#### GIVEN PROBLEM
Reproduce the entries below in full, word for word.

Collected data entries:
• • • • •
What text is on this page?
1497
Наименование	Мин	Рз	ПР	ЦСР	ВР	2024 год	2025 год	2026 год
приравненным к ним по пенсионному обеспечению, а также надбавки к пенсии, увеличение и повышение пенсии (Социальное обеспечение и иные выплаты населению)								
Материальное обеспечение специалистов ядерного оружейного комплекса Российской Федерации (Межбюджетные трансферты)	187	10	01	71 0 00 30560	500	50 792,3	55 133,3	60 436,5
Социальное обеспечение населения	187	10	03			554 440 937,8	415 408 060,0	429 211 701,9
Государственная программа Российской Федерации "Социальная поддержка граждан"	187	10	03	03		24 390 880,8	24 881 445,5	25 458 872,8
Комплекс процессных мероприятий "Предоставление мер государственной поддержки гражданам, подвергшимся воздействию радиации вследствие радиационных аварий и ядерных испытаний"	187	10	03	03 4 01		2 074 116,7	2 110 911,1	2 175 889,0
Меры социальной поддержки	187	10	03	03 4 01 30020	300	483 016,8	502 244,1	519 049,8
• • • • •
#### SOLUTION TO THE EXERCISE
What text is on this page?
1497
Наименование	Мин	Рз	ПР	ЦСР	ВР	2024 год	2025 год	2026 год
приравненным к ним по пенсионному обеспечению, а также надбавки к пенсии, увеличение и повышение пенсии (Социальное обеспечение и иные выплаты населению)								
Материальное обеспечение специалистов ядерного оружейного комплекса Российской Федерации (Межбюджетные трансферты)	187	10	01	71 0 00 30560	500	50 792,3	55 133,3	60 436,5
Социальное обеспечение населения	187	10	03			554 440 937,8	415 408 060,0	429 211 701,9
Государственная программа Российской Федерации "Социальная поддержка граждан"	187	10	03	03		24 390 880,8	24 881 445,5	25 458 872,8
Комплекс процессных мероприятий "Предоставление мер государственной поддержки гражданам, подвергшимся воздействию радиации вследствие радиационных аварий и ядерных испытаний"	187	10	03	03 4 01		2 074 116,7	2 110 911,1	2 175 889,0
Меры социальной поддержки	187	10	03	03 4 01 30020	300	483 016,8	502 244,1	519 049,8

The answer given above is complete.